======== Фрагмент текста

ГОСТЬ: - Были ли у вас соблазны двинуться в политику и ввязаться в игру под названием "политический рынок"?
Д.О.: - Нет. Такой соблазн мог бы возникнуть, живи я в 1917-м или в 1989-м, но только не сейчас. Политик в современной России должен соответствовать жесткому социальному стандарту, быть неотличимым от всех самых общих мест, иначе он не политик, а клоун, политолог или литератор. Это неизбежное следствие демократии, я полагаю.
ГОСТЬ 11: Вы уже подвели свои итоги нулевого десятилетия? Каковы они на ваш взгляд?
Д.О.: - Почему это десятилетие было плохим – и так очевидно, об этом много сказано и написано. А вот в чем оно было хорошим, помимо того, что у людей стало больше денег, - это интересный вопрос.
Я бы назвал одну вещь, в каком-то смысле оправдывающую 2000-е. Дело в том, что в эти годы в России власть впервые полностью отдала людям выбор между добром и злом. Во все времена, и даже в 90-е, государство в России имело какие-то моральные амбиции, неважно, как мы к ним относимся. Оно претендовало на то, чтобы куда-то других вести и что-то за других решать. И вот, впервые люди остались наедине со своими проблемами. Они могут делать что угодно, и никому нет до этого особого дела. Вы можете пойти в монастырь, а можете – в гламур, можете любить, а можете ненавидеть, можете зарабатывать деньги, а можете лежать в канаве, и никакие цари с политруками, как и любые другие высшие авторитеты - больше над вами не властны. Конечно, эту ситуацию есть за что критиковать. Но я вижу в ней большой метафизический смысл. Я думаю, что она в чем-то человеку полезна.

================
======== Представленные данные

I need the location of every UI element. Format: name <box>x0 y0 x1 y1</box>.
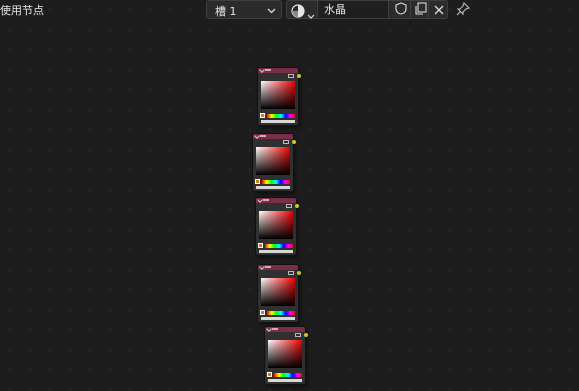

================

Какие пары противоположных вариантов выбора перечисляет Д.О. в интервью после слов «Вы можете пойти в монастырь»? Назовите все пары. Данные здесь никакой роли не играют.

1. Пойти в монастырь или в гламур.
2. Любить или ненавидеть.
3. Зарабатывать деньги или лежать в канаве.